#### Stated problem
Quote every one of the entries below word for word, keeping each line and its order unchanged.

═══ Material shown

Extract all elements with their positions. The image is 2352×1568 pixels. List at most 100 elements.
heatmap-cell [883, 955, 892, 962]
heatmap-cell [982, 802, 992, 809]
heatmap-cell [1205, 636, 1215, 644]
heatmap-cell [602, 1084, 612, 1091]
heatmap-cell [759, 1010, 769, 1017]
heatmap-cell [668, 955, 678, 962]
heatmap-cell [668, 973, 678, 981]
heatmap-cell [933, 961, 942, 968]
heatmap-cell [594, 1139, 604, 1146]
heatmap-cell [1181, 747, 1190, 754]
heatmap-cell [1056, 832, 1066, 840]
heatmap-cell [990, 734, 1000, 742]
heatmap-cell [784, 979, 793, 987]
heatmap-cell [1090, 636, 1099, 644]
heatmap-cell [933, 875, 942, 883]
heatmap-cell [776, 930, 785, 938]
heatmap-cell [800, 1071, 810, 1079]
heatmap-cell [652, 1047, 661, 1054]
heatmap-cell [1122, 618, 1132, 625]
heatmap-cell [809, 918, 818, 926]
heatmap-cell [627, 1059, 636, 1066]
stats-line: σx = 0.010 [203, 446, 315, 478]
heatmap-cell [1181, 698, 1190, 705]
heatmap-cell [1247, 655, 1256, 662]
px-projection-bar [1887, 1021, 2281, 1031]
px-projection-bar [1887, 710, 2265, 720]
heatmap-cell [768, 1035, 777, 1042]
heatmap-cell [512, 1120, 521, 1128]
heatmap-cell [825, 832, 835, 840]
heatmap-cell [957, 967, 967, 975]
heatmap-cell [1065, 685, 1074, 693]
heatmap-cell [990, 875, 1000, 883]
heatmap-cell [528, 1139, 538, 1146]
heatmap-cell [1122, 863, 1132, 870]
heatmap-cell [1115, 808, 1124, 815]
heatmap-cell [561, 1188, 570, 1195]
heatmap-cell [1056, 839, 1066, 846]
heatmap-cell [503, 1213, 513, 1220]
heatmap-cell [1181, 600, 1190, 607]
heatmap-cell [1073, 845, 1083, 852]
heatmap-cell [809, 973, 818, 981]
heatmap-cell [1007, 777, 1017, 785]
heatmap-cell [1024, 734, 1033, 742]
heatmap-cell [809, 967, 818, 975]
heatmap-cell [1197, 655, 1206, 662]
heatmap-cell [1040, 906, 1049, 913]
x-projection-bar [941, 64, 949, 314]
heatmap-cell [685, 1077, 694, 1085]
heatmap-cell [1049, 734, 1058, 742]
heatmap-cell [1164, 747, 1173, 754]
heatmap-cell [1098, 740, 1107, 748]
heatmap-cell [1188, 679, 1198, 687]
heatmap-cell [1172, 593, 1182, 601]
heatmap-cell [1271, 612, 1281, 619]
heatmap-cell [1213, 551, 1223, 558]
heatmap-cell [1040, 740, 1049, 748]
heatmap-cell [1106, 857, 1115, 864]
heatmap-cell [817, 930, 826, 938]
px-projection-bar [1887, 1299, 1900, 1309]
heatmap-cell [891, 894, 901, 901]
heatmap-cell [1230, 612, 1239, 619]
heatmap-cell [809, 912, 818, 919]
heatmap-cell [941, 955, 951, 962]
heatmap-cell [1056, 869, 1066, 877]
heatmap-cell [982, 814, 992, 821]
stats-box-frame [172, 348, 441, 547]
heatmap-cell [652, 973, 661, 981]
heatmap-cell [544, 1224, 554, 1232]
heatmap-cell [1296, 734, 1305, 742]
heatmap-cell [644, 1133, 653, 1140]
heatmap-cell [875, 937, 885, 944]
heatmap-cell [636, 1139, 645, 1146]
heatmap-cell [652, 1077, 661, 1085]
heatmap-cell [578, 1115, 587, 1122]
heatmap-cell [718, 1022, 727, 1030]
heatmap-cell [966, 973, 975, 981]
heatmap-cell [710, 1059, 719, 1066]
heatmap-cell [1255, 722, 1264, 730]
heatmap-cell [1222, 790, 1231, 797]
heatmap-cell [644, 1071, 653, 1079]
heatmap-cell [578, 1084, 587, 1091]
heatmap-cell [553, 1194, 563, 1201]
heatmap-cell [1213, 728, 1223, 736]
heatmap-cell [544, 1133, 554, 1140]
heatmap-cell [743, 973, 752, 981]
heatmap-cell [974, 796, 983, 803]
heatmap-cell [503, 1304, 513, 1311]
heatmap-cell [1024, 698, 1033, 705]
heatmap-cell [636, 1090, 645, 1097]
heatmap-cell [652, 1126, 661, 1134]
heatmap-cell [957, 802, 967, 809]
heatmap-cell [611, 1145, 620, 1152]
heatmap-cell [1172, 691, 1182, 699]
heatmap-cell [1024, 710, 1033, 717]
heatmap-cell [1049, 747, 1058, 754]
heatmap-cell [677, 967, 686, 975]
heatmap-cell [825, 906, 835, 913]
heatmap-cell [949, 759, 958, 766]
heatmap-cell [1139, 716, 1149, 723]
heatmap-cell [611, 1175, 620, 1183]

══════

#### Written reply
Extract all elements with their positions. The image is 2352×1568 pixels. List at most 100 elements.
heatmap-cell [883, 955, 892, 962]
heatmap-cell [982, 802, 992, 809]
heatmap-cell [1205, 636, 1215, 644]
heatmap-cell [602, 1084, 612, 1091]
heatmap-cell [759, 1010, 769, 1017]
heatmap-cell [668, 955, 678, 962]
heatmap-cell [668, 973, 678, 981]
heatmap-cell [933, 961, 942, 968]
heatmap-cell [594, 1139, 604, 1146]
heatmap-cell [1181, 747, 1190, 754]
heatmap-cell [1056, 832, 1066, 840]
heatmap-cell [990, 734, 1000, 742]
heatmap-cell [784, 979, 793, 987]
heatmap-cell [1090, 636, 1099, 644]
heatmap-cell [933, 875, 942, 883]
heatmap-cell [776, 930, 785, 938]
heatmap-cell [800, 1071, 810, 1079]
heatmap-cell [652, 1047, 661, 1054]
heatmap-cell [1122, 618, 1132, 625]
heatmap-cell [809, 918, 818, 926]
heatmap-cell [627, 1059, 636, 1066]
stats-line: σx = 0.010 [203, 446, 315, 478]
heatmap-cell [1181, 698, 1190, 705]
heatmap-cell [1247, 655, 1256, 662]
px-projection-bar [1887, 1021, 2281, 1031]
px-projection-bar [1887, 710, 2265, 720]
heatmap-cell [768, 1035, 777, 1042]
heatmap-cell [512, 1120, 521, 1128]
heatmap-cell [825, 832, 835, 840]
heatmap-cell [957, 967, 967, 975]
heatmap-cell [1065, 685, 1074, 693]
heatmap-cell [990, 875, 1000, 883]
heatmap-cell [528, 1139, 538, 1146]
heatmap-cell [1122, 863, 1132, 870]
heatmap-cell [1115, 808, 1124, 815]
heatmap-cell [561, 1188, 570, 1195]
heatmap-cell [1056, 839, 1066, 846]
heatmap-cell [503, 1213, 513, 1220]
heatmap-cell [1181, 600, 1190, 607]
heatmap-cell [1073, 845, 1083, 852]
heatmap-cell [809, 973, 818, 981]
heatmap-cell [1007, 777, 1017, 785]
heatmap-cell [1024, 734, 1033, 742]
heatmap-cell [809, 967, 818, 975]
heatmap-cell [1197, 655, 1206, 662]
heatmap-cell [1040, 906, 1049, 913]
x-projection-bar [941, 64, 949, 314]
heatmap-cell [685, 1077, 694, 1085]
heatmap-cell [1049, 734, 1058, 742]
heatmap-cell [1164, 747, 1173, 754]
heatmap-cell [1098, 740, 1107, 748]
heatmap-cell [1188, 679, 1198, 687]
heatmap-cell [1172, 593, 1182, 601]
heatmap-cell [1271, 612, 1281, 619]
heatmap-cell [1213, 551, 1223, 558]
heatmap-cell [1040, 740, 1049, 748]
heatmap-cell [1106, 857, 1115, 864]
heatmap-cell [817, 930, 826, 938]
px-projection-bar [1887, 1299, 1900, 1309]
heatmap-cell [891, 894, 901, 901]
heatmap-cell [1230, 612, 1239, 619]
heatmap-cell [809, 912, 818, 919]
heatmap-cell [941, 955, 951, 962]
heatmap-cell [1056, 869, 1066, 877]
heatmap-cell [982, 814, 992, 821]
stats-box-frame [172, 348, 441, 547]
heatmap-cell [652, 973, 661, 981]
heatmap-cell [544, 1224, 554, 1232]
heatmap-cell [1296, 734, 1305, 742]
heatmap-cell [644, 1133, 653, 1140]
heatmap-cell [875, 937, 885, 944]
heatmap-cell [636, 1139, 645, 1146]
heatmap-cell [652, 1077, 661, 1085]
heatmap-cell [578, 1115, 587, 1122]
heatmap-cell [718, 1022, 727, 1030]
heatmap-cell [966, 973, 975, 981]
heatmap-cell [710, 1059, 719, 1066]
heatmap-cell [1255, 722, 1264, 730]
heatmap-cell [1222, 790, 1231, 797]
heatmap-cell [644, 1071, 653, 1079]
heatmap-cell [578, 1084, 587, 1091]
heatmap-cell [553, 1194, 563, 1201]
heatmap-cell [1213, 728, 1223, 736]
heatmap-cell [544, 1133, 554, 1140]
heatmap-cell [743, 973, 752, 981]
heatmap-cell [974, 796, 983, 803]
heatmap-cell [503, 1304, 513, 1311]
heatmap-cell [1024, 698, 1033, 705]
heatmap-cell [636, 1090, 645, 1097]
heatmap-cell [652, 1126, 661, 1134]
heatmap-cell [957, 802, 967, 809]
heatmap-cell [611, 1145, 620, 1152]
heatmap-cell [1172, 691, 1182, 699]
heatmap-cell [1024, 710, 1033, 717]
heatmap-cell [1049, 747, 1058, 754]
heatmap-cell [677, 967, 686, 975]
heatmap-cell [825, 906, 835, 913]
heatmap-cell [949, 759, 958, 766]
heatmap-cell [1139, 716, 1149, 723]
heatmap-cell [611, 1175, 620, 1183]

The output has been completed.